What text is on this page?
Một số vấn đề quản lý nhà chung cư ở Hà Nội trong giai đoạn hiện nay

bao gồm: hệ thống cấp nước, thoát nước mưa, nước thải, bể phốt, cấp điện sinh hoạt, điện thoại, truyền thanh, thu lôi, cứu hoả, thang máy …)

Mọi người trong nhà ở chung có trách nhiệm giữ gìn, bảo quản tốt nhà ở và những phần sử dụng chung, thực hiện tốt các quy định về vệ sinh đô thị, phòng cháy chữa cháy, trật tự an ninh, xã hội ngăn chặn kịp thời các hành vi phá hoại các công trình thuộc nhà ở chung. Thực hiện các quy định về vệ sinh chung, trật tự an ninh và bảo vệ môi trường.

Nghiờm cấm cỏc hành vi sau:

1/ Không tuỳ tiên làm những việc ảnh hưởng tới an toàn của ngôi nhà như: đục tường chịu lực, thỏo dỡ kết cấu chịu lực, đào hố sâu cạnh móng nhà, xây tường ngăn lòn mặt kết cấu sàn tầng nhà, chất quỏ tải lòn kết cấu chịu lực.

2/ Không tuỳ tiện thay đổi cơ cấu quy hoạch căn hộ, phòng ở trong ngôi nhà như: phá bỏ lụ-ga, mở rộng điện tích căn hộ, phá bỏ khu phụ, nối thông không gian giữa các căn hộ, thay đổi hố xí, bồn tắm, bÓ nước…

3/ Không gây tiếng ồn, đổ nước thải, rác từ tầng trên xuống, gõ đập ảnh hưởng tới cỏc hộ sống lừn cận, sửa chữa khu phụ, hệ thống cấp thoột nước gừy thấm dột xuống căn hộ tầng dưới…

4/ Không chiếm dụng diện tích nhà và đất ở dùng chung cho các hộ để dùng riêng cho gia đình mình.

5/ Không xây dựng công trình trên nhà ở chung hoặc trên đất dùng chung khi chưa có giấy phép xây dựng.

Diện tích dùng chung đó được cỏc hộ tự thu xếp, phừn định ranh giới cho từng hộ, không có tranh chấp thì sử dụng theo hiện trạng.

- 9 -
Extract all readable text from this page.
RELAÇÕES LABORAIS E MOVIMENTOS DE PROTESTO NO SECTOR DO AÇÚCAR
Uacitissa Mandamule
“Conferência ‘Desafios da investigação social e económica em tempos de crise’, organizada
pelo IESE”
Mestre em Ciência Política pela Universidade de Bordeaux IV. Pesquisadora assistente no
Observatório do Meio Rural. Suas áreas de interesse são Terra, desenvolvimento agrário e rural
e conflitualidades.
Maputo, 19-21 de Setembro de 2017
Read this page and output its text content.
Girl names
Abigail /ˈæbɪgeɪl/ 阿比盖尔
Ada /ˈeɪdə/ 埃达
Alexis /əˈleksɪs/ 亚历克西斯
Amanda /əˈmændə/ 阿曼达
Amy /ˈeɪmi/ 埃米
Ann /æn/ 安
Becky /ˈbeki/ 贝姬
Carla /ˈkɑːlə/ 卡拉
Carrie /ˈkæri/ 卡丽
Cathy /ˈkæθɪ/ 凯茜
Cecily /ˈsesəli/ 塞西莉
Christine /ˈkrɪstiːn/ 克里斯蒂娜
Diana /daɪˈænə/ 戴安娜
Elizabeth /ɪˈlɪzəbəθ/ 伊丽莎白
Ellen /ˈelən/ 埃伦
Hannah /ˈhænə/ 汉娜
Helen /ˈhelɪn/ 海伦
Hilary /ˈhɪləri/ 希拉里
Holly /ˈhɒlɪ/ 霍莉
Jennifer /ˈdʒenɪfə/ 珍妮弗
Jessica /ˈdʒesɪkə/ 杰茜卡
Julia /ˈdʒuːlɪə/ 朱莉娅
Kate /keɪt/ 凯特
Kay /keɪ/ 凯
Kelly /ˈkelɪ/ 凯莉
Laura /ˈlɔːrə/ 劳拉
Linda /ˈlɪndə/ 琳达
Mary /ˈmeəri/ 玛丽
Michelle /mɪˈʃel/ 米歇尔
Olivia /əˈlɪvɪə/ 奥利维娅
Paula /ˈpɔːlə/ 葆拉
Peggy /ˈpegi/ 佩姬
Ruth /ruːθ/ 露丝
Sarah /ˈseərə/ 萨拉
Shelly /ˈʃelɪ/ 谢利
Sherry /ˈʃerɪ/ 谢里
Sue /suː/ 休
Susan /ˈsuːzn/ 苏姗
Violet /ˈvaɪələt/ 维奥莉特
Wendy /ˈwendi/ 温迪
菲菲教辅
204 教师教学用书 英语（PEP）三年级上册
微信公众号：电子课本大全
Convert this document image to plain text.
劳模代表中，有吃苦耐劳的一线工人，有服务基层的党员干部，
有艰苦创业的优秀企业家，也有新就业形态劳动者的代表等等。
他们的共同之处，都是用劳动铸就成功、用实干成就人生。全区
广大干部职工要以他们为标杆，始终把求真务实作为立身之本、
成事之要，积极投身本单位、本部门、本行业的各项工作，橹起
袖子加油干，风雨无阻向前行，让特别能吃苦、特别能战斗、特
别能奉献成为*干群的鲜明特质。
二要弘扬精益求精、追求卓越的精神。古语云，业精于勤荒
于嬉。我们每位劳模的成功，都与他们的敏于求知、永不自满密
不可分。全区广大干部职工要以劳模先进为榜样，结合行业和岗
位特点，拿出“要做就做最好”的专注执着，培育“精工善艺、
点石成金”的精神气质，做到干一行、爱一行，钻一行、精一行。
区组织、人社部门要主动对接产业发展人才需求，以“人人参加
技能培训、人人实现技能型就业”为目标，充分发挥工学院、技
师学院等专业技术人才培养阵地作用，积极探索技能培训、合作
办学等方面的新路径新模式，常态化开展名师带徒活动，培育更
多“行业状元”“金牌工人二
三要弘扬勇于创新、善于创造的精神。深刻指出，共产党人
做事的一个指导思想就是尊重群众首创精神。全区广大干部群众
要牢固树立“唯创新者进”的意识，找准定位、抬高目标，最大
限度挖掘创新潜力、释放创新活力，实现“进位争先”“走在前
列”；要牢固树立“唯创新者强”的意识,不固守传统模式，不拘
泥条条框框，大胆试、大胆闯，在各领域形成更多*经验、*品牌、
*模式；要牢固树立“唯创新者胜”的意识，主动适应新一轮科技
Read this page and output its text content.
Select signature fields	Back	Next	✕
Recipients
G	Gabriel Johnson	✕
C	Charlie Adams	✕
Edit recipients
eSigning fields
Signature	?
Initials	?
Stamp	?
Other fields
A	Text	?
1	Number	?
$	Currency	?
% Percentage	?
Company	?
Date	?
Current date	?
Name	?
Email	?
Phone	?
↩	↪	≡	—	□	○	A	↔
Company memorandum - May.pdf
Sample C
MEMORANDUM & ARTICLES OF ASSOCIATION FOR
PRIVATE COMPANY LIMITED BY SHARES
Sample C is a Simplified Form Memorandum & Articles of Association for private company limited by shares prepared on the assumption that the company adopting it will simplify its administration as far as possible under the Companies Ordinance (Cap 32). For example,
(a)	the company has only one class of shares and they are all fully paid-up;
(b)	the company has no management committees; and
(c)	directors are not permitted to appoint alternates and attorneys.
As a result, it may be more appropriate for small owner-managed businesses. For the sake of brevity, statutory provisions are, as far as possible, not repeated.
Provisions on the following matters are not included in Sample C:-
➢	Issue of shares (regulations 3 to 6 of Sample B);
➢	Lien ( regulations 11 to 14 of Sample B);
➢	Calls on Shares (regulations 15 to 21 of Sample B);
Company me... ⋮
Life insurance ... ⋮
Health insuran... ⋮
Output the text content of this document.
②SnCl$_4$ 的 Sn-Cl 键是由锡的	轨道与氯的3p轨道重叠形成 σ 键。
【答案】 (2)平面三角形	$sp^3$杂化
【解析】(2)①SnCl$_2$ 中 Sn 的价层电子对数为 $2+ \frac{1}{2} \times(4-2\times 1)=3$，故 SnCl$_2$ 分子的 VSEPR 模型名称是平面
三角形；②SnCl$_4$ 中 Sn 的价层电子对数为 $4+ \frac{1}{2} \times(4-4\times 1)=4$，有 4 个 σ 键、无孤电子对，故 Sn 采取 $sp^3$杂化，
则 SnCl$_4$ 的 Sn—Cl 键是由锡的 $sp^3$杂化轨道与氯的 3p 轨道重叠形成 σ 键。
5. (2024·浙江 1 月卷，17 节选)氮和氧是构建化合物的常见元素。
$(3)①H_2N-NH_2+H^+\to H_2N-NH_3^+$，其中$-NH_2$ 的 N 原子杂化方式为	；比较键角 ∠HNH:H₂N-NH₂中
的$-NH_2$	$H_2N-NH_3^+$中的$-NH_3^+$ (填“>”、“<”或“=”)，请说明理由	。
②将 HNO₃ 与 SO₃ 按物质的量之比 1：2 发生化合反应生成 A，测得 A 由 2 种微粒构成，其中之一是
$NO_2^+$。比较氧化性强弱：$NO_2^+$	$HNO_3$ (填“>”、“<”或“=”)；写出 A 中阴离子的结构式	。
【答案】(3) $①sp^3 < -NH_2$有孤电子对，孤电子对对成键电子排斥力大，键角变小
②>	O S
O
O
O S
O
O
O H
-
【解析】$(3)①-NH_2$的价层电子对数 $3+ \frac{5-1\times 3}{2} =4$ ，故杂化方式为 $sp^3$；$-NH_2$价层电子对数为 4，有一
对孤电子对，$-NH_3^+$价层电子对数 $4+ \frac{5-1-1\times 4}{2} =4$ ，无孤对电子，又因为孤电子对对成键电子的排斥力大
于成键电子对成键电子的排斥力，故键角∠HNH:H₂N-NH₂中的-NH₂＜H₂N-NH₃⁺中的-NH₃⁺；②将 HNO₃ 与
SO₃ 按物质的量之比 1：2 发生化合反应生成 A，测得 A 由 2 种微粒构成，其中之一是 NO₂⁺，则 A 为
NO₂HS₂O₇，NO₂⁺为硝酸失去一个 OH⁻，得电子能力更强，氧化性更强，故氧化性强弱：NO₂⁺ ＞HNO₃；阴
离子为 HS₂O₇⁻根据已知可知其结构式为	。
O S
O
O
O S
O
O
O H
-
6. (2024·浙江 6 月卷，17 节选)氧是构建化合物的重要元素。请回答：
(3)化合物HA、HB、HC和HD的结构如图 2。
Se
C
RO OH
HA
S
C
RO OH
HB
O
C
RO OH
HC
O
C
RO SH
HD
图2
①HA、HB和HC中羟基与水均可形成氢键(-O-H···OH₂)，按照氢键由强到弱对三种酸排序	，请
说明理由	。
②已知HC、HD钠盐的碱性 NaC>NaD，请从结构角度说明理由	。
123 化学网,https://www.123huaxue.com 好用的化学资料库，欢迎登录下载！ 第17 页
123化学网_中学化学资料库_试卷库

================

Instructions to follow: Tally how many lines of the records hold the word "điện". Answer with the number only.

Written response: 2